--- START MATERIAL PROVIDED ---
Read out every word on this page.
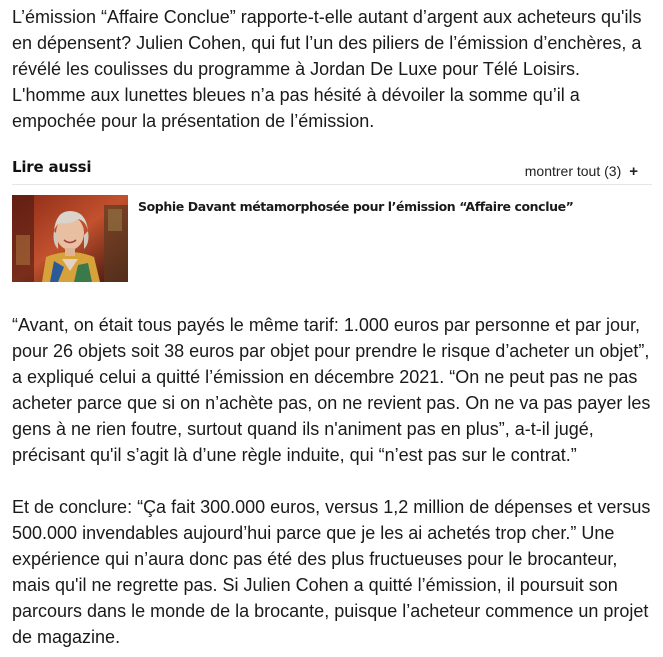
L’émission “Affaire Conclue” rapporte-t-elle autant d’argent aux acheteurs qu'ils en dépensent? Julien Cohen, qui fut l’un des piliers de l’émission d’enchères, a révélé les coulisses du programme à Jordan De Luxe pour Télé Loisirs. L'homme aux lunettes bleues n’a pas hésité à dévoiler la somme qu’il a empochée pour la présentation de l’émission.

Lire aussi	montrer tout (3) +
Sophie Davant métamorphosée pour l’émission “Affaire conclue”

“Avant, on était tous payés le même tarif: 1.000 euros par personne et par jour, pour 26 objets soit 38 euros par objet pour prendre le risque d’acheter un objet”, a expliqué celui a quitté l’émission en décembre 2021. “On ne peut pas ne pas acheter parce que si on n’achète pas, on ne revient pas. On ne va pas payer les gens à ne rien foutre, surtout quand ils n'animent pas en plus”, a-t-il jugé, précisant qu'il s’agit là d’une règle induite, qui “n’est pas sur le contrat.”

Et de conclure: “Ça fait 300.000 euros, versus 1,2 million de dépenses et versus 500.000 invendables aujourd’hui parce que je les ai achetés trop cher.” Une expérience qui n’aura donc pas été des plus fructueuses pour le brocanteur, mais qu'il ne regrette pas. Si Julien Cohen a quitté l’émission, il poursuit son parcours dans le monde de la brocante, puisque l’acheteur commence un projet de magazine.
--- END MATERIAL PROVIDED ---
--- START MATERIAL PROVIDED ---
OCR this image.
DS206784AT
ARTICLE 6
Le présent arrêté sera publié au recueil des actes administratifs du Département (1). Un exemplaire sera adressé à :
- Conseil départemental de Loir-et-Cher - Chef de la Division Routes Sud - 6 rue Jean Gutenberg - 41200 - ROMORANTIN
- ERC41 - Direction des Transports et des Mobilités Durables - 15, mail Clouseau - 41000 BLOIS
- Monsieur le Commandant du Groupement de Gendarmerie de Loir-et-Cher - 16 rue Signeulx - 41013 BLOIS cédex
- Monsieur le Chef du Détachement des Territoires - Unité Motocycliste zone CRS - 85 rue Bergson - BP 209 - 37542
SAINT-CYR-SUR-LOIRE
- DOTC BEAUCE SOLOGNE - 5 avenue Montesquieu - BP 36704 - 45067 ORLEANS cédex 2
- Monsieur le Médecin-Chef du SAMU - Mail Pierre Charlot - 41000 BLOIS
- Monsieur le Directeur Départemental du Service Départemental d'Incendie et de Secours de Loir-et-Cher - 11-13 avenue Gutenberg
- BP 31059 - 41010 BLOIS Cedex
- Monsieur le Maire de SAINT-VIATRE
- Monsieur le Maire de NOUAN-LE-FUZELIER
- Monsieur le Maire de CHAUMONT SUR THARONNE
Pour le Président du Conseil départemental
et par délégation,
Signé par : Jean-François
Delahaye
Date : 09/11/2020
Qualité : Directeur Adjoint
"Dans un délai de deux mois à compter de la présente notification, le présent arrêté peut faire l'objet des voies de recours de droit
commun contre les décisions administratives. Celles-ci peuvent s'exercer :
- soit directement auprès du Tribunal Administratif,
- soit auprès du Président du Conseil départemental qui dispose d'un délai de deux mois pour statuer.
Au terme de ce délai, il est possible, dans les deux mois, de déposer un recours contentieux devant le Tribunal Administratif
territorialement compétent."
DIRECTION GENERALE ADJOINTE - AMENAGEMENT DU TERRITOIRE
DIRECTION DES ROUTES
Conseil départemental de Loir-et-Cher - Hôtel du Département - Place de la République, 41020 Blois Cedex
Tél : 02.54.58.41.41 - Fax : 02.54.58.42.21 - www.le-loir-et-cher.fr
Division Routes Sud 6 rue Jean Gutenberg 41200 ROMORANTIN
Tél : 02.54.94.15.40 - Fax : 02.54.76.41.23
--- END MATERIAL PROVIDED ---
--- START MATERIAL PROVIDED ---
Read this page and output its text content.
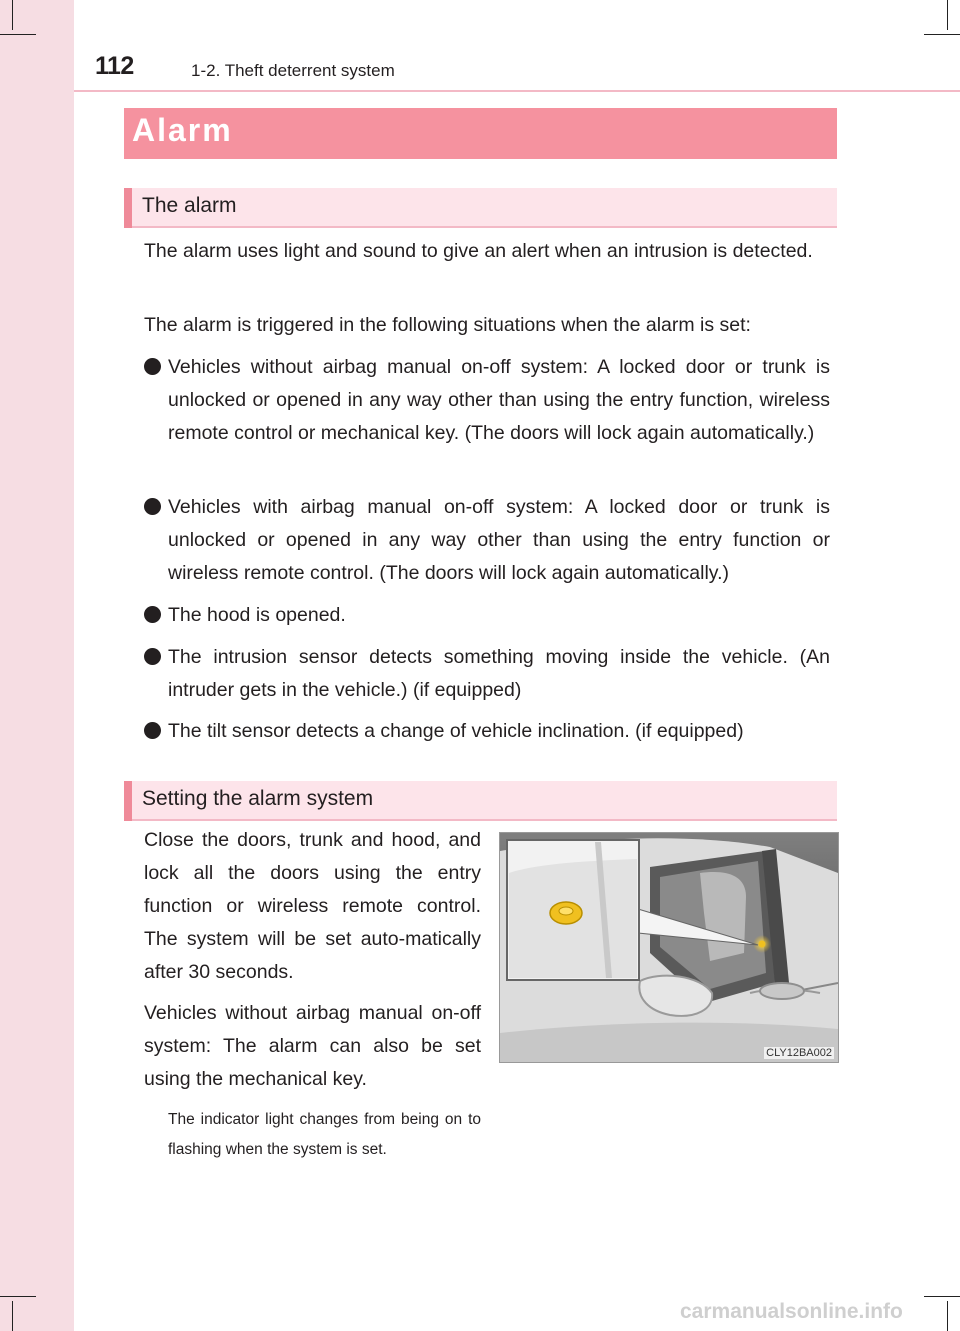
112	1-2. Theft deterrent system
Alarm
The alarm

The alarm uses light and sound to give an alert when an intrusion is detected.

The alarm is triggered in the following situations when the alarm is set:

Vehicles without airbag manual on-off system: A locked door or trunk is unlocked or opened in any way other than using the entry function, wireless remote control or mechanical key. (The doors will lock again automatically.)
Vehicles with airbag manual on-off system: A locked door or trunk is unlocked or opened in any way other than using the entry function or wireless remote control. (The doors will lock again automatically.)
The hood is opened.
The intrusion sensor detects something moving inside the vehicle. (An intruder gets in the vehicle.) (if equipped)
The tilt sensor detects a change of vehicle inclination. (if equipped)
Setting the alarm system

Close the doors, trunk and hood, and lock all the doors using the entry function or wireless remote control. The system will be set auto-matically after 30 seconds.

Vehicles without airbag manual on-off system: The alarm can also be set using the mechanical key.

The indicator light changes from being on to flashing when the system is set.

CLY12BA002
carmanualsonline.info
--- END MATERIAL PROVIDED ---
- WHAT YOU WILL DO
Gather every line containing the word "using" and copy it.

- RIGHT ANSWER
Vehicles without airbag manual on-off system: A locked door or trunk is unlocked or opened in any way other than using the entry function, wireless remote control or mechanical key. (The doors will lock again automatically.)
Vehicles with airbag manual on-off system: A locked door or trunk is unlocked or opened in any way other than using the entry function or wireless remote control. (The doors will lock again automatically.)
Close the doors, trunk and hood, and lock all the doors using the entry function or wireless remote control. The system will be set auto-matically after 30 seconds.
Vehicles without airbag manual on-off system: The alarm can also be set using the mechanical key.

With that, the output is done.